═══ Material for this task
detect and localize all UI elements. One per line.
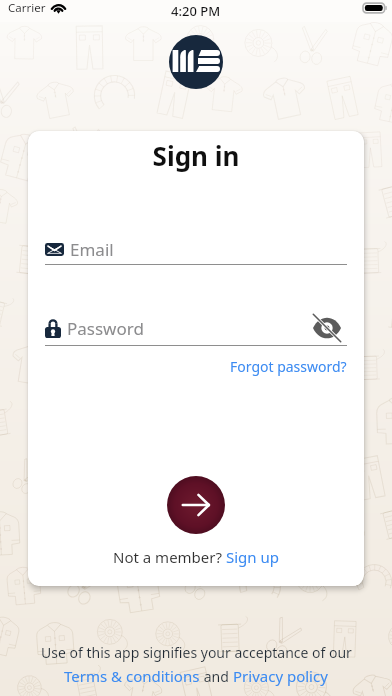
button[interactable]: Show password (313, 313, 347, 343)
staticText: Sign in (45, 138, 347, 173)
button[interactable]: Forgot password? (230, 357, 347, 376)
staticText: Password (67, 317, 144, 340)
staticText: Email (70, 238, 114, 261)
button[interactable]: Password (45, 313, 347, 343)
button[interactable]: Email (45, 238, 347, 261)
button[interactable]: Sign up (226, 547, 279, 567)
staticText: 4:20 PM (171, 2, 221, 20)
button[interactable]: Sign in (167, 476, 225, 534)
button[interactable]: Privacy policy (233, 666, 328, 686)
other: App logo (169, 35, 223, 89)
staticText: Use of this app signifies your acceptanc… (41, 643, 352, 662)
staticText: Carrier (8, 0, 46, 16)
staticText: Not a member? (113, 547, 226, 567)
button[interactable]: Terms & conditions (64, 666, 200, 686)
staticText: and (200, 667, 233, 686)
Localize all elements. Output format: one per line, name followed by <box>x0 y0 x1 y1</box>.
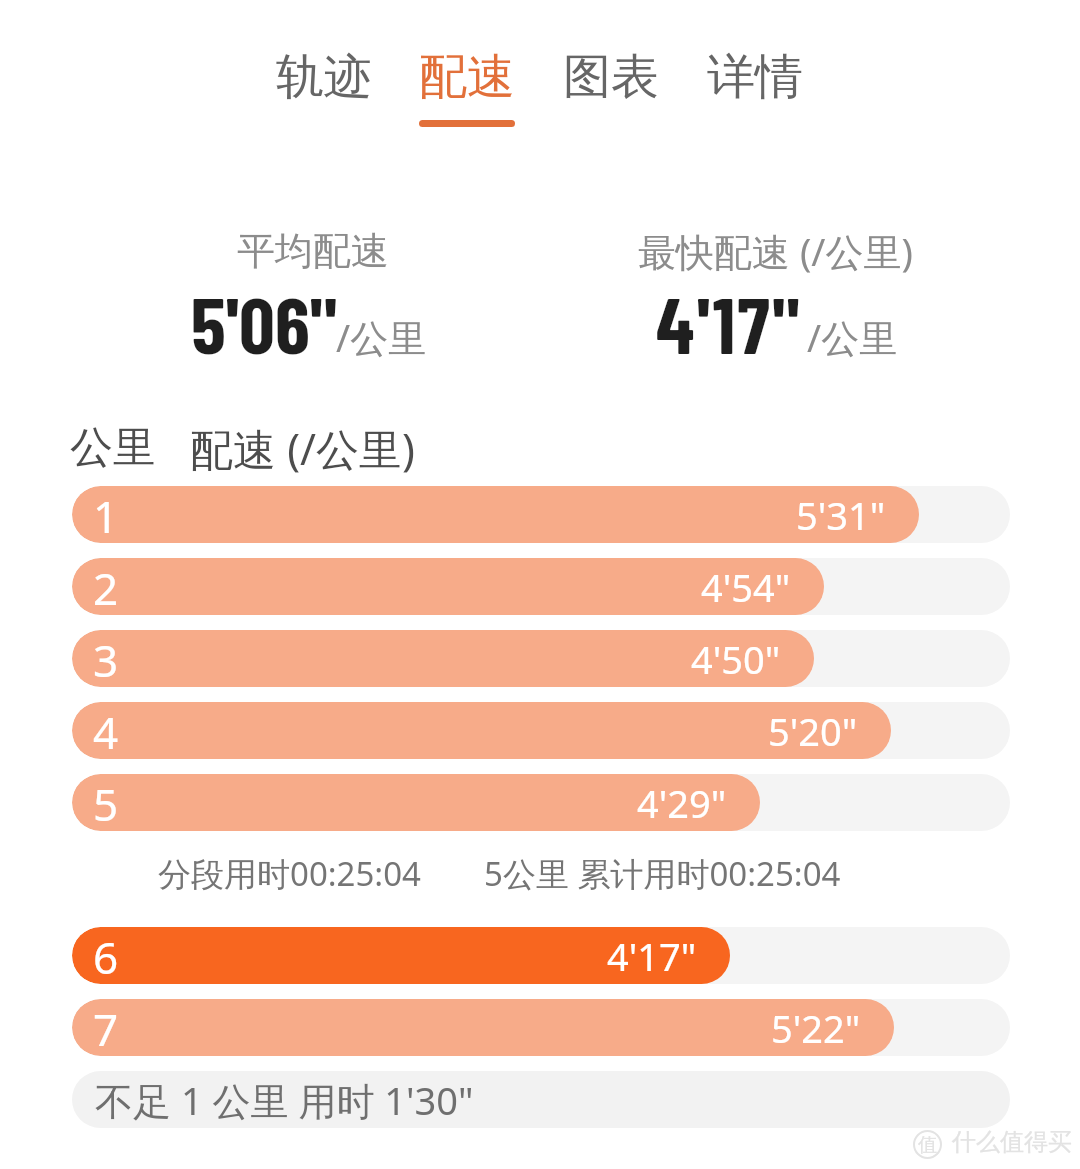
button[interactable]: 2 <box>72 558 1010 615</box>
button[interactable]: 1 <box>72 486 1010 543</box>
button[interactable]: 轨迹 <box>253 30 395 135</box>
staticText: 公里 <box>70 421 156 475</box>
button[interactable]: 6 <box>72 927 1010 984</box>
staticText: 最快配速 (/公里) <box>638 225 913 277</box>
staticText: 5'22" <box>771 1002 861 1054</box>
staticText: 4'54" <box>701 561 791 613</box>
staticText: 4 <box>93 702 119 759</box>
staticText: 3 <box>93 630 119 687</box>
staticText: /公里 <box>336 311 427 363</box>
staticText: 值 <box>918 1133 937 1157</box>
button[interactable]: 5 <box>72 774 1010 831</box>
staticText: 5'06" <box>191 275 337 370</box>
staticText: 5 <box>93 774 119 831</box>
button[interactable]: 3 <box>72 630 1010 687</box>
staticText: 详情 <box>707 47 803 107</box>
staticText: 轨迹 <box>276 47 372 107</box>
staticText: 4'29" <box>637 777 727 829</box>
staticText: 4'17" <box>607 930 697 982</box>
staticText: 5'20" <box>768 705 858 757</box>
button[interactable]: 详情 <box>684 30 826 135</box>
staticText: 分段用时00:25:04 <box>158 851 421 896</box>
staticText: 配速 <box>419 47 515 107</box>
staticText: 2 <box>93 558 119 615</box>
staticText: 平均配速 <box>237 227 389 275</box>
button[interactable]: 图表 <box>540 30 682 135</box>
staticText: 6 <box>93 927 119 984</box>
staticText: /公里 <box>807 311 898 363</box>
button[interactable]: 配速 <box>396 30 538 135</box>
staticText: 7 <box>93 999 119 1056</box>
button[interactable]: 不足 1 公里 用时 1'30" <box>72 1071 1010 1128</box>
staticText: 图表 <box>563 47 659 107</box>
staticText: 4'50" <box>691 633 781 685</box>
button[interactable]: 4 <box>72 702 1010 759</box>
staticText: 5公里 累计用时00:25:04 <box>484 851 841 896</box>
button[interactable]: 7 <box>72 999 1010 1056</box>
staticText: 1 <box>93 486 119 543</box>
staticText: 4'17" <box>656 275 803 370</box>
staticText: 什么值得买 <box>952 1127 1072 1157</box>
staticText: 5'31" <box>796 489 886 541</box>
staticText: 配速 (/公里) <box>190 419 415 478</box>
staticText: 不足 1 公里 用时 1'30" <box>95 1074 474 1126</box>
══════
▶ _Task description_
Write out all of the lines above word for word, and leave out the pictures.

▶ _Written response_
detect and localize all UI elements. One per line.
button[interactable]: Show password (313, 313, 347, 343)
staticText: Sign in (45, 138, 347, 173)
button[interactable]: Forgot password? (230, 357, 347, 376)
staticText: Password (67, 317, 144, 340)
staticText: Email (70, 238, 114, 261)
button[interactable]: Password (45, 313, 347, 343)
button[interactable]: Email (45, 238, 347, 261)
button[interactable]: Sign up (226, 547, 279, 567)
staticText: 4:20 PM (171, 2, 221, 20)
button[interactable]: Sign in (167, 476, 225, 534)
button[interactable]: Privacy policy (233, 666, 328, 686)
other: App logo (169, 35, 223, 89)
staticText: Use of this app signifies your acceptanc… (41, 643, 352, 662)
staticText: Carrier (8, 0, 46, 16)
staticText: Not a member? (113, 547, 226, 567)
button[interactable]: Terms & conditions (64, 666, 200, 686)
staticText: and (200, 667, 233, 686)
Localize all elements. Output format: one per line, name followed by <box>x0 y0 x1 y1</box>.
button[interactable]: 2 <box>72 558 1010 615</box>
button[interactable]: 1 <box>72 486 1010 543</box>
button[interactable]: 轨迹 <box>253 30 395 135</box>
staticText: 公里 <box>70 421 156 475</box>
button[interactable]: 6 <box>72 927 1010 984</box>
staticText: 最快配速 (/公里) <box>638 225 913 277</box>
staticText: 5'22" <box>771 1002 861 1054</box>
staticText: 4'54" <box>701 561 791 613</box>
staticText: 4 <box>93 702 119 759</box>
staticText: 3 <box>93 630 119 687</box>
staticText: /公里 <box>336 311 427 363</box>
staticText: 值 <box>918 1133 937 1157</box>
button[interactable]: 5 <box>72 774 1010 831</box>
staticText: 5'06" <box>191 275 337 370</box>
staticText: 5 <box>93 774 119 831</box>
button[interactable]: 3 <box>72 630 1010 687</box>
staticText: 详情 <box>707 47 803 107</box>
staticText: 轨迹 <box>276 47 372 107</box>
staticText: 4'29" <box>637 777 727 829</box>
staticText: 4'17" <box>607 930 697 982</box>
staticText: 5'20" <box>768 705 858 757</box>
button[interactable]: 详情 <box>684 30 826 135</box>
staticText: 分段用时00:25:04 <box>158 851 421 896</box>
staticText: 配速 <box>419 47 515 107</box>
staticText: 2 <box>93 558 119 615</box>
staticText: 平均配速 <box>237 227 389 275</box>
button[interactable]: 图表 <box>540 30 682 135</box>
staticText: 6 <box>93 927 119 984</box>
staticText: /公里 <box>807 311 898 363</box>
button[interactable]: 配速 <box>396 30 538 135</box>
staticText: 7 <box>93 999 119 1056</box>
button[interactable]: 不足 1 公里 用时 1'30" <box>72 1071 1010 1128</box>
staticText: 图表 <box>563 47 659 107</box>
staticText: 4'50" <box>691 633 781 685</box>
button[interactable]: 4 <box>72 702 1010 759</box>
staticText: 5公里 累计用时00:25:04 <box>484 851 841 896</box>
button[interactable]: 7 <box>72 999 1010 1056</box>
staticText: 1 <box>93 486 119 543</box>
staticText: 4'17" <box>656 275 803 370</box>
staticText: 什么值得买 <box>952 1127 1072 1157</box>
staticText: 5'31" <box>796 489 886 541</box>
staticText: 配速 (/公里) <box>190 419 415 478</box>
staticText: 不足 1 公里 用时 1'30" <box>95 1074 474 1126</box>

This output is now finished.